» What the exercise asks:
List each line holding the string "ROAD".

» Provided information:
════════════════

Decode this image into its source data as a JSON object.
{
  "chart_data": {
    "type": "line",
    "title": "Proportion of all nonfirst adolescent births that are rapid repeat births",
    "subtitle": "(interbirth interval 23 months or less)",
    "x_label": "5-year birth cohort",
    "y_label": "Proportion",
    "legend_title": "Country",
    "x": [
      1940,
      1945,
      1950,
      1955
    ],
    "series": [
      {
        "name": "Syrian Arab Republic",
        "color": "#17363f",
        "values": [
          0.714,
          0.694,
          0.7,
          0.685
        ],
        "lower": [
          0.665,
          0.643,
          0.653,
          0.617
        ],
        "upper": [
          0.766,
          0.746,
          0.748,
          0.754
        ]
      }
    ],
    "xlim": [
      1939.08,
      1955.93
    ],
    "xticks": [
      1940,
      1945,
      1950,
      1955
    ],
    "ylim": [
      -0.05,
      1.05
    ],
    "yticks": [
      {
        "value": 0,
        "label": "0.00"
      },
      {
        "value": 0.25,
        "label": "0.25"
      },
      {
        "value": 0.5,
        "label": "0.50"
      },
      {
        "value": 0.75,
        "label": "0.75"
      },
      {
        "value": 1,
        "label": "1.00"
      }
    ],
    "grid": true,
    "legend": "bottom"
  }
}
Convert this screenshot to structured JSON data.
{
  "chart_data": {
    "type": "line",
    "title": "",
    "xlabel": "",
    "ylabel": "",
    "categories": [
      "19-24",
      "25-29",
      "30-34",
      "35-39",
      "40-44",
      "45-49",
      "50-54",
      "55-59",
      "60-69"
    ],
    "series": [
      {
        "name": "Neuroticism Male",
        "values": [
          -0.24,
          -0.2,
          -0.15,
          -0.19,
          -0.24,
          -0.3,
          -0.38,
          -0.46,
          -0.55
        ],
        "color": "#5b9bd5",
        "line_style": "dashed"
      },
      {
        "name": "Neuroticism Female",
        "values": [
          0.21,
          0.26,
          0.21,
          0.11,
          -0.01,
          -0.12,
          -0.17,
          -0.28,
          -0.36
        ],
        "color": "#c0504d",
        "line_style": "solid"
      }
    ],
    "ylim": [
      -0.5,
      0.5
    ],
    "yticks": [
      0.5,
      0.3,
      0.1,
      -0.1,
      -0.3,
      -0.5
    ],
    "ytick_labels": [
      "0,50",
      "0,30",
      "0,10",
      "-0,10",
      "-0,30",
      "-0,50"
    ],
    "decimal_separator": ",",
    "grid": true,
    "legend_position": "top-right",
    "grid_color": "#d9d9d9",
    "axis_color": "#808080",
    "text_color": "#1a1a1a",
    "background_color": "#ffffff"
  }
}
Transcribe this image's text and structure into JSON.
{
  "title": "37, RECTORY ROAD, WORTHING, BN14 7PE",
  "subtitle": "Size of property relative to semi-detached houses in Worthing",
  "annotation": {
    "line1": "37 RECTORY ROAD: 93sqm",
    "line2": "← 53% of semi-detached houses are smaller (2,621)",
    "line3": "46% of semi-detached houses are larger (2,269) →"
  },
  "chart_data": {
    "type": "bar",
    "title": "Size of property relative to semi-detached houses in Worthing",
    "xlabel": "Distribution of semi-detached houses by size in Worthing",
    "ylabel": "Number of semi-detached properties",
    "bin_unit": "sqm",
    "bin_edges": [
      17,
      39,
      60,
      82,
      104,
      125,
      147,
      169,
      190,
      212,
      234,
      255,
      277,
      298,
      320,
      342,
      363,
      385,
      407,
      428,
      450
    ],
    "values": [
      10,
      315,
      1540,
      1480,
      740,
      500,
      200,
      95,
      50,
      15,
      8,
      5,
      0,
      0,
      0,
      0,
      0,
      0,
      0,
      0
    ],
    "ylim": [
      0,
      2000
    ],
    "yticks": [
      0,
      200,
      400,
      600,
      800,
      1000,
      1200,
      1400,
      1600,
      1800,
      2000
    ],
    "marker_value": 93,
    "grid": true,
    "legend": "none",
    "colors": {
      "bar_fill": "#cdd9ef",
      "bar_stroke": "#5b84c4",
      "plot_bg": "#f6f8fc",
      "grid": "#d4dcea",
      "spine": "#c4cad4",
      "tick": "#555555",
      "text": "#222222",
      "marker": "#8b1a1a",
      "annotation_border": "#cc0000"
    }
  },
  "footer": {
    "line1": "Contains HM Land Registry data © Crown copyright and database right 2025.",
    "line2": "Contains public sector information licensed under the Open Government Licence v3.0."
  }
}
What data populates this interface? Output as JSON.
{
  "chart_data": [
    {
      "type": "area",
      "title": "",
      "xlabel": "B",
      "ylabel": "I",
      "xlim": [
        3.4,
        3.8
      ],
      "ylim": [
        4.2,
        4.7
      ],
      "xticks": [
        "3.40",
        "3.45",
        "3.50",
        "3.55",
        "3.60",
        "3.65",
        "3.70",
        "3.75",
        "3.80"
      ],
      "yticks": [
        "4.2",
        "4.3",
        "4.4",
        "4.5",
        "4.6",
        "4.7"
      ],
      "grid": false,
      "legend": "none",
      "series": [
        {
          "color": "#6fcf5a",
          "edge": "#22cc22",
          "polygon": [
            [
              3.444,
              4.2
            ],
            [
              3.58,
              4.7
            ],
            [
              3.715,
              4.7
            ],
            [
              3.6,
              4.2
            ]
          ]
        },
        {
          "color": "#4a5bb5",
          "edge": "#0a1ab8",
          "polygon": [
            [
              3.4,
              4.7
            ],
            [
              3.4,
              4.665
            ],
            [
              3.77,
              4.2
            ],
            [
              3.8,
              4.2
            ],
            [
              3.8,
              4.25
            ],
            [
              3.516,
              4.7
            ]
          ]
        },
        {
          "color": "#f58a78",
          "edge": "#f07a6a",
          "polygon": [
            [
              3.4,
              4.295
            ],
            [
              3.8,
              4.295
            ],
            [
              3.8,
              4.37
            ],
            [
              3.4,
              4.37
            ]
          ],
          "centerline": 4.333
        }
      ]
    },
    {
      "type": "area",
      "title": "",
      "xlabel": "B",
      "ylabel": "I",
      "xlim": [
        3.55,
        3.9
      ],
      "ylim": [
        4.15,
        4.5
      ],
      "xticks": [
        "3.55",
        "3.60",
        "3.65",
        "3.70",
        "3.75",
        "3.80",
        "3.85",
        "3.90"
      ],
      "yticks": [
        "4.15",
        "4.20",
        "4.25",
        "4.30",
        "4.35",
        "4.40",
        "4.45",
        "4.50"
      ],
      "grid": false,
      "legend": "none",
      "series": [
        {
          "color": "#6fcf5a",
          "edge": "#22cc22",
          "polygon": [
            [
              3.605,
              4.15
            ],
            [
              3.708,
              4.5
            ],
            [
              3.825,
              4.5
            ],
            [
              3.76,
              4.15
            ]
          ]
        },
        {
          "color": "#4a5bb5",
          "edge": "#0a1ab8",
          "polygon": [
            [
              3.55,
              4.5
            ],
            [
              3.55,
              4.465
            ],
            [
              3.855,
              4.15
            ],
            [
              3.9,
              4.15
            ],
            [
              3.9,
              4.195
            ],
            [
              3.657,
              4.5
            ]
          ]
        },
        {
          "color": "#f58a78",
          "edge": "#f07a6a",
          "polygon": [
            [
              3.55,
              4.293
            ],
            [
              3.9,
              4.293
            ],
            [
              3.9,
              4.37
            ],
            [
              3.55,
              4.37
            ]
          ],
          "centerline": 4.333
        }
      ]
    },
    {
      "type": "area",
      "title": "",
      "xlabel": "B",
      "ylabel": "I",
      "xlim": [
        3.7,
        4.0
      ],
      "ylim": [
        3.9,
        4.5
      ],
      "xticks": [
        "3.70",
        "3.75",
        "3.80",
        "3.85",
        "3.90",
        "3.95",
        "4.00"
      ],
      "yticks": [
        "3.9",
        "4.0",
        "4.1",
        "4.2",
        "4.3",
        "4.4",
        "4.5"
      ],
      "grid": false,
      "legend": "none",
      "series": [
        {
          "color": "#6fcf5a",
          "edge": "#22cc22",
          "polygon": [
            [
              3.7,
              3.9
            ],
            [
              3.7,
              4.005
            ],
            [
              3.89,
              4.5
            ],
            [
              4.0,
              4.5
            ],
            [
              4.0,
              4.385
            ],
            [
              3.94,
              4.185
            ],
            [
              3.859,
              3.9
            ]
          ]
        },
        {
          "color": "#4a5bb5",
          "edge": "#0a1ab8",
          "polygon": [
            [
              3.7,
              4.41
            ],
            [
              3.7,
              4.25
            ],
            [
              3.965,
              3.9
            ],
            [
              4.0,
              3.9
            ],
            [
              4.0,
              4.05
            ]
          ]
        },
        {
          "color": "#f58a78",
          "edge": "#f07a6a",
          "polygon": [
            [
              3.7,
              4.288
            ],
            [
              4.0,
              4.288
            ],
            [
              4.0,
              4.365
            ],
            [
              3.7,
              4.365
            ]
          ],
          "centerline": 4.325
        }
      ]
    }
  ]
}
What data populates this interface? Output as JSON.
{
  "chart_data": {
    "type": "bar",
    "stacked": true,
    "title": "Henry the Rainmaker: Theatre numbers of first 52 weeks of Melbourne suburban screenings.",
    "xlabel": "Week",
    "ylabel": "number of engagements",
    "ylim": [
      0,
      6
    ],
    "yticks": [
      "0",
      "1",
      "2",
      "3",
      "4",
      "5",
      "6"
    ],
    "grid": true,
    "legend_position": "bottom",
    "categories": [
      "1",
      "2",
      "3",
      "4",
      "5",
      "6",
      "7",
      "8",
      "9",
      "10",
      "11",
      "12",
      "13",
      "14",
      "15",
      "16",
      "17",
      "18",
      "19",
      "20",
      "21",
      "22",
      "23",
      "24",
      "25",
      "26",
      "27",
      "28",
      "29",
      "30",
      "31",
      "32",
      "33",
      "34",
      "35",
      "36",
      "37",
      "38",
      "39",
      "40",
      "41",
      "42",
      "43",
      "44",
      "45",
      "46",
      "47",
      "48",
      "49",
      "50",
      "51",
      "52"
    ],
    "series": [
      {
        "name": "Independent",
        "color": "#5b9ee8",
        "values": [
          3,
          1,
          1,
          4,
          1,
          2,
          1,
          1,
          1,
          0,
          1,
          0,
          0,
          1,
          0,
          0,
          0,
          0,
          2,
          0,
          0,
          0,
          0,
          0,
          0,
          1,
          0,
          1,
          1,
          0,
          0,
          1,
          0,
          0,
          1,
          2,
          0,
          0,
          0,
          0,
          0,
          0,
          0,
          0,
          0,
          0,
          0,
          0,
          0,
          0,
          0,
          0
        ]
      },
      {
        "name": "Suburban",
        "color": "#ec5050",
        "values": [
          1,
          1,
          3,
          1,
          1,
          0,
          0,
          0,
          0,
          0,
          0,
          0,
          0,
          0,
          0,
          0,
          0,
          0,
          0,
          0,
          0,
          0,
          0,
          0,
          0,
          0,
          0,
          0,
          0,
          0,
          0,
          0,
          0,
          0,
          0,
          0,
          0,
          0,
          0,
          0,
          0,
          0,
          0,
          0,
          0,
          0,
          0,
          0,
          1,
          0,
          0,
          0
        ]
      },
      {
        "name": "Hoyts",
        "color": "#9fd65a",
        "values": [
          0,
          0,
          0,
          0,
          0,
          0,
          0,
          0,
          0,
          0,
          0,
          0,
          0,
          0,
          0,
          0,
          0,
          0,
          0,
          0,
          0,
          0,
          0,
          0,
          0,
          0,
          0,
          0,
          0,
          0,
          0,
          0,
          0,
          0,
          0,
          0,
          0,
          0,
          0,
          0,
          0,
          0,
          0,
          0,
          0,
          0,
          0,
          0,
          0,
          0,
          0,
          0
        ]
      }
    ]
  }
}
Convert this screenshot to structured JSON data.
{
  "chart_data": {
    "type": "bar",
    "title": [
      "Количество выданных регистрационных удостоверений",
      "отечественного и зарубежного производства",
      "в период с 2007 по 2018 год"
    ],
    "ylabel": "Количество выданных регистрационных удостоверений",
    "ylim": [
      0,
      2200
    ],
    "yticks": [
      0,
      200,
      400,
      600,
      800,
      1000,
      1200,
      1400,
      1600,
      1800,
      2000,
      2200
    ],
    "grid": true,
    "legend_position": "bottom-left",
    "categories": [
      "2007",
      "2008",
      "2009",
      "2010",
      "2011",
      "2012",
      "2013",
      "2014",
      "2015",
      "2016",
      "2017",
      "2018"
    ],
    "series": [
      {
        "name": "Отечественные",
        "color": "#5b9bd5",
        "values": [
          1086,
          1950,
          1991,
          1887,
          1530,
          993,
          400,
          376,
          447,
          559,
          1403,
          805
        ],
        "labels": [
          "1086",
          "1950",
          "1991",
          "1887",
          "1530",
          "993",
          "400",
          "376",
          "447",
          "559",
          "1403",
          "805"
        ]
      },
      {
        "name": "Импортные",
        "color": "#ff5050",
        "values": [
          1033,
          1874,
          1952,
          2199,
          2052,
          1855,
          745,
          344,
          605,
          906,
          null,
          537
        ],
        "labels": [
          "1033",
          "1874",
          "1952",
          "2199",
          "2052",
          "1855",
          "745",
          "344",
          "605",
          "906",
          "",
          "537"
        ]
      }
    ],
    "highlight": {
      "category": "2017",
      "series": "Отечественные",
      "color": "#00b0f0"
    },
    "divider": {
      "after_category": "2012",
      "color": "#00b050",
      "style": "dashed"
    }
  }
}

════════════════

» Answer to this problem:
  "title": "37, RECTORY ROAD, WORTHING, BN14 7PE",
    "line1": "37 RECTORY ROAD: 93sqm",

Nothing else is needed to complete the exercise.